▶ **GIVEN TASK**:
Each record below should be output verbatim, without pictures.
── WORKING DATA
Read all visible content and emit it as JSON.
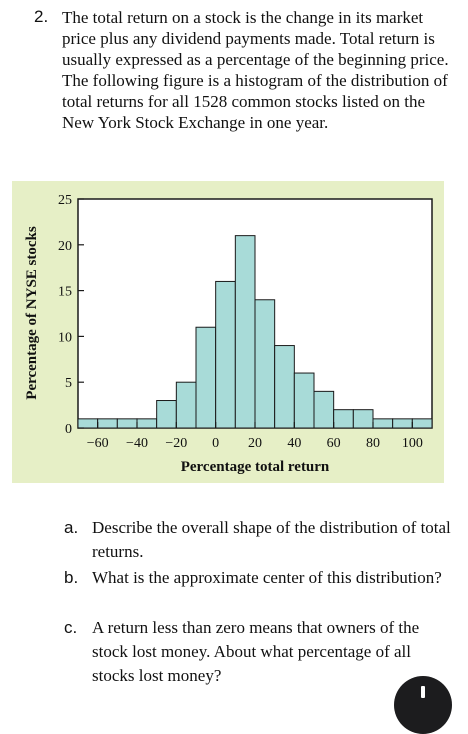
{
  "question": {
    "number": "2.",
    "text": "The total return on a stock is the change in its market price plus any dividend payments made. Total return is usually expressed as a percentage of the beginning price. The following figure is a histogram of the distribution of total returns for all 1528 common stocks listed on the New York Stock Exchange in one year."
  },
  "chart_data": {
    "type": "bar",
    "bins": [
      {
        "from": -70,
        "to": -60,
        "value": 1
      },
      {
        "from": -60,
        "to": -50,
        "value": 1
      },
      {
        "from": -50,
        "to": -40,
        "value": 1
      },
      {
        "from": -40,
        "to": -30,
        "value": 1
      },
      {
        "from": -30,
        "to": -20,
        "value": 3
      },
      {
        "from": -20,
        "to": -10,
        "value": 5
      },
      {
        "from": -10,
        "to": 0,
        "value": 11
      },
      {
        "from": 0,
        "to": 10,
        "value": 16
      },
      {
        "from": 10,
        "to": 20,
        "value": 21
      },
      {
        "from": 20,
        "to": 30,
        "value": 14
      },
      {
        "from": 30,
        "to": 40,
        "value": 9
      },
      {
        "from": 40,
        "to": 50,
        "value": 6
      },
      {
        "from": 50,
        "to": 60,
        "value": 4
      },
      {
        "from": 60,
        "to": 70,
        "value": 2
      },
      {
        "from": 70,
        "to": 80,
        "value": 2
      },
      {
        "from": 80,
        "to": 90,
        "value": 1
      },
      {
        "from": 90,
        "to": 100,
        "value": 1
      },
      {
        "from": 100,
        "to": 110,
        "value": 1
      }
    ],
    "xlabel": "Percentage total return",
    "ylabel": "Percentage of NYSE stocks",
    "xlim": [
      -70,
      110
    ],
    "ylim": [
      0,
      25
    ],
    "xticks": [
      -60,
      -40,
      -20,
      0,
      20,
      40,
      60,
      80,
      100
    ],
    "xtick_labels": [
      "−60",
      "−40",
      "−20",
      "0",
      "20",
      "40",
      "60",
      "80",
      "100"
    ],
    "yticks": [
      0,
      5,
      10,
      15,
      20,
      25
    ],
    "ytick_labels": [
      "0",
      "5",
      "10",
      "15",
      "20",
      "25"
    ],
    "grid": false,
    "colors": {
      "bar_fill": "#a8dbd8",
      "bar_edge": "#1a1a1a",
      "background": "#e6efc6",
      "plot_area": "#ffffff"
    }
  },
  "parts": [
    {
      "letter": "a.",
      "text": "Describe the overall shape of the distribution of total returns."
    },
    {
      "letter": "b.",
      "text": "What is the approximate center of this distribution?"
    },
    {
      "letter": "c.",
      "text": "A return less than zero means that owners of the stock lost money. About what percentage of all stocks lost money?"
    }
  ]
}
────
▶ **COMPLETE OUTPUT**:
Read all visible content and emit it as JSON.
{
  "question": {
    "number": "2.",
    "text": "The total return on a stock is the change in its market price plus any dividend payments made. Total return is usually expressed as a percentage of the beginning price. The following figure is a histogram of the distribution of total returns for all 1528 common stocks listed on the New York Stock Exchange in one year."
  },
  "chart_data": {
    "type": "bar",
    "bins": [
      {
        "from": -70,
        "to": -60,
        "value": 1
      },
      {
        "from": -60,
        "to": -50,
        "value": 1
      },
      {
        "from": -50,
        "to": -40,
        "value": 1
      },
      {
        "from": -40,
        "to": -30,
        "value": 1
      },
      {
        "from": -30,
        "to": -20,
        "value": 3
      },
      {
        "from": -20,
        "to": -10,
        "value": 5
      },
      {
        "from": -10,
        "to": 0,
        "value": 11
      },
      {
        "from": 0,
        "to": 10,
        "value": 16
      },
      {
        "from": 10,
        "to": 20,
        "value": 21
      },
      {
        "from": 20,
        "to": 30,
        "value": 14
      },
      {
        "from": 30,
        "to": 40,
        "value": 9
      },
      {
        "from": 40,
        "to": 50,
        "value": 6
      },
      {
        "from": 50,
        "to": 60,
        "value": 4
      },
      {
        "from": 60,
        "to": 70,
        "value": 2
      },
      {
        "from": 70,
        "to": 80,
        "value": 2
      },
      {
        "from": 80,
        "to": 90,
        "value": 1
      },
      {
        "from": 90,
        "to": 100,
        "value": 1
      },
      {
        "from": 100,
        "to": 110,
        "value": 1
      }
    ],
    "xlabel": "Percentage total return",
    "ylabel": "Percentage of NYSE stocks",
    "xlim": [
      -70,
      110
    ],
    "ylim": [
      0,
      25
    ],
    "xticks": [
      -60,
      -40,
      -20,
      0,
      20,
      40,
      60,
      80,
      100
    ],
    "xtick_labels": [
      "−60",
      "−40",
      "−20",
      "0",
      "20",
      "40",
      "60",
      "80",
      "100"
    ],
    "yticks": [
      0,
      5,
      10,
      15,
      20,
      25
    ],
    "ytick_labels": [
      "0",
      "5",
      "10",
      "15",
      "20",
      "25"
    ],
    "grid": false,
    "colors": {
      "bar_fill": "#a8dbd8",
      "bar_edge": "#1a1a1a",
      "background": "#e6efc6",
      "plot_area": "#ffffff"
    }
  },
  "parts": [
    {
      "letter": "a.",
      "text": "Describe the overall shape of the distribution of total returns."
    },
    {
      "letter": "b.",
      "text": "What is the approximate center of this distribution?"
    },
    {
      "letter": "c.",
      "text": "A return less than zero means that owners of the stock lost money. About what percentage of all stocks lost money?"
    }
  ]
}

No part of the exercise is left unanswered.